* Exercise prompt *
Can the data below be set down again exactly, line for line?
** Begin **
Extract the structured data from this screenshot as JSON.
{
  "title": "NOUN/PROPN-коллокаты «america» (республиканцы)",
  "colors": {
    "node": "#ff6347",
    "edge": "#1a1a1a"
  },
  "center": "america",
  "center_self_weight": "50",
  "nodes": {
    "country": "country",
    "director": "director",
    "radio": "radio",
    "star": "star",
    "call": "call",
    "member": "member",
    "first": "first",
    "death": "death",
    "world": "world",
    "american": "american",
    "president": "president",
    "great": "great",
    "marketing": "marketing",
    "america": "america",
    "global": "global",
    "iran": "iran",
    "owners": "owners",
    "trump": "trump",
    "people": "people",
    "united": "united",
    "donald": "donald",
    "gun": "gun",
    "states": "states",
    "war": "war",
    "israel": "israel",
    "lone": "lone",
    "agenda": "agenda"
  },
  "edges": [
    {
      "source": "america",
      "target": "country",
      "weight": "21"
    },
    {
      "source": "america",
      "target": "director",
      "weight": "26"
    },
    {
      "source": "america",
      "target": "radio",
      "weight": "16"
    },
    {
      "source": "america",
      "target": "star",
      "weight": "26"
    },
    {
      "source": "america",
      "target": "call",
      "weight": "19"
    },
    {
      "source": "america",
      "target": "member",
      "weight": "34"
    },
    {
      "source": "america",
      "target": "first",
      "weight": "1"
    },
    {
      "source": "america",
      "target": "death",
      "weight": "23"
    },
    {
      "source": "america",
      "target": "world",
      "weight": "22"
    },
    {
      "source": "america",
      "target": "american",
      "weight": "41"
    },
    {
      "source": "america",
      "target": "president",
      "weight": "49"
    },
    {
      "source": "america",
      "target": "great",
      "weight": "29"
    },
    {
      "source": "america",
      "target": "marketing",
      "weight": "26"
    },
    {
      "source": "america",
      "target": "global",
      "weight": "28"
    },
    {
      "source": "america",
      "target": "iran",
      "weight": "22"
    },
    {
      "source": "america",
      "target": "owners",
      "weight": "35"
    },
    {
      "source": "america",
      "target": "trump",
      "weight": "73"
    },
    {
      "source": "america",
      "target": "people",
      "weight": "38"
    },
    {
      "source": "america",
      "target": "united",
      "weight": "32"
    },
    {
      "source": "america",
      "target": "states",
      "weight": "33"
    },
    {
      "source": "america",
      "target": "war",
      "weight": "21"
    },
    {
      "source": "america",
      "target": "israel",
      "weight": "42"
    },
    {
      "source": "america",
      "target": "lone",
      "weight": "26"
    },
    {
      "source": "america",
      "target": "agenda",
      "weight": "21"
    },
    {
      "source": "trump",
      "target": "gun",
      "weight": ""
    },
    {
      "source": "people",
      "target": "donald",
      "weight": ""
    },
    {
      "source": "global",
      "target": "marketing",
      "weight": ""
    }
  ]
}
** End **
* The result *
Extract the structured data from this screenshot as JSON.
{
  "title": "NOUN/PROPN-коллокаты «america» (республиканцы)",
  "colors": {
    "node": "#ff6347",
    "edge": "#1a1a1a"
  },
  "center": "america",
  "center_self_weight": "50",
  "nodes": {
    "country": "country",
    "director": "director",
    "radio": "radio",
    "star": "star",
    "call": "call",
    "member": "member",
    "first": "first",
    "death": "death",
    "world": "world",
    "american": "american",
    "president": "president",
    "great": "great",
    "marketing": "marketing",
    "america": "america",
    "global": "global",
    "iran": "iran",
    "owners": "owners",
    "trump": "trump",
    "people": "people",
    "united": "united",
    "donald": "donald",
    "gun": "gun",
    "states": "states",
    "war": "war",
    "israel": "israel",
    "lone": "lone",
    "agenda": "agenda"
  },
  "edges": [
    {
      "source": "america",
      "target": "country",
      "weight": "21"
    },
    {
      "source": "america",
      "target": "director",
      "weight": "26"
    },
    {
      "source": "america",
      "target": "radio",
      "weight": "16"
    },
    {
      "source": "america",
      "target": "star",
      "weight": "26"
    },
    {
      "source": "america",
      "target": "call",
      "weight": "19"
    },
    {
      "source": "america",
      "target": "member",
      "weight": "34"
    },
    {
      "source": "america",
      "target": "first",
      "weight": "1"
    },
    {
      "source": "america",
      "target": "death",
      "weight": "23"
    },
    {
      "source": "america",
      "target": "world",
      "weight": "22"
    },
    {
      "source": "america",
      "target": "american",
      "weight": "41"
    },
    {
      "source": "america",
      "target": "president",
      "weight": "49"
    },
    {
      "source": "america",
      "target": "great",
      "weight": "29"
    },
    {
      "source": "america",
      "target": "marketing",
      "weight": "26"
    },
    {
      "source": "america",
      "target": "global",
      "weight": "28"
    },
    {
      "source": "america",
      "target": "iran",
      "weight": "22"
    },
    {
      "source": "america",
      "target": "owners",
      "weight": "35"
    },
    {
      "source": "america",
      "target": "trump",
      "weight": "73"
    },
    {
      "source": "america",
      "target": "people",
      "weight": "38"
    },
    {
      "source": "america",
      "target": "united",
      "weight": "32"
    },
    {
      "source": "america",
      "target": "states",
      "weight": "33"
    },
    {
      "source": "america",
      "target": "war",
      "weight": "21"
    },
    {
      "source": "america",
      "target": "israel",
      "weight": "42"
    },
    {
      "source": "america",
      "target": "lone",
      "weight": "26"
    },
    {
      "source": "america",
      "target": "agenda",
      "weight": "21"
    },
    {
      "source": "trump",
      "target": "gun",
      "weight": ""
    },
    {
      "source": "people",
      "target": "donald",
      "weight": ""
    },
    {
      "source": "global",
      "target": "marketing",
      "weight": ""
    }
  ]
}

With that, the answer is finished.